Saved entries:
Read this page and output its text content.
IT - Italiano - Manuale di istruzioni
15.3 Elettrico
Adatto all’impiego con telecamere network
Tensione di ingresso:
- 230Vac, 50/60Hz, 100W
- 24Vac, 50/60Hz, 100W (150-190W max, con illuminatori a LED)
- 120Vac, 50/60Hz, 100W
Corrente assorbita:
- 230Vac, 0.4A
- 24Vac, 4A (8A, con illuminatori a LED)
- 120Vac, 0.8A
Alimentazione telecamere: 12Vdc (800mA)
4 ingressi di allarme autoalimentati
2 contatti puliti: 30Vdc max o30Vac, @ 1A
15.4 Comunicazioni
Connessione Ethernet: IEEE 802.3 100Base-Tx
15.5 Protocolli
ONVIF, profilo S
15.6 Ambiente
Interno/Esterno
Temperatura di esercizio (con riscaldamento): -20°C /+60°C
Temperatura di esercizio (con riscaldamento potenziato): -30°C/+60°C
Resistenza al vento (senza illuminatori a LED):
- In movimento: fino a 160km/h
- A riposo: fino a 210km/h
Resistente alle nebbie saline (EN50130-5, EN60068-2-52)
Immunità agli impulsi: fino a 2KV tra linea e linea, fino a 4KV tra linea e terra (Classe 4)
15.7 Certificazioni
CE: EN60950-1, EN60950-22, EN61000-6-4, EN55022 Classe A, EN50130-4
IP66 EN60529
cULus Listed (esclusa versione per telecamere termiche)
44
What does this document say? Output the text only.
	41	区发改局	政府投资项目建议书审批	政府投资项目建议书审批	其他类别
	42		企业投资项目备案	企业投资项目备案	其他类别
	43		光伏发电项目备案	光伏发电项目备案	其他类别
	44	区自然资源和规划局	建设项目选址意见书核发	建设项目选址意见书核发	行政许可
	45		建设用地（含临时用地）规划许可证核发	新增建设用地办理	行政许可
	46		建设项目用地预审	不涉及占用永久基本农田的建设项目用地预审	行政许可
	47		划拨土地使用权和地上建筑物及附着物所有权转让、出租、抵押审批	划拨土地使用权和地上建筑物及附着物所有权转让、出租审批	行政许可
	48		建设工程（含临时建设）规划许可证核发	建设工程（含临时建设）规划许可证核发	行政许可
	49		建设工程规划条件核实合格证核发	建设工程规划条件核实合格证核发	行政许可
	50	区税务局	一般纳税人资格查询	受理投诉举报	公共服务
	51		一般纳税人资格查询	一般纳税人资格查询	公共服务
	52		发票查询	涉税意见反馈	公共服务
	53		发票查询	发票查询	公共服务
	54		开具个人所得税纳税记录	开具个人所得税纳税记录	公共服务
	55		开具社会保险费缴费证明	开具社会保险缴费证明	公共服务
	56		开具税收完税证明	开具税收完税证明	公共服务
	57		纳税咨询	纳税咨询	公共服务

• **Exercise instructions**
Work out how many lines in the records above contain the word "公共服务", and reply with that number alone.

• **Exercise solution**
8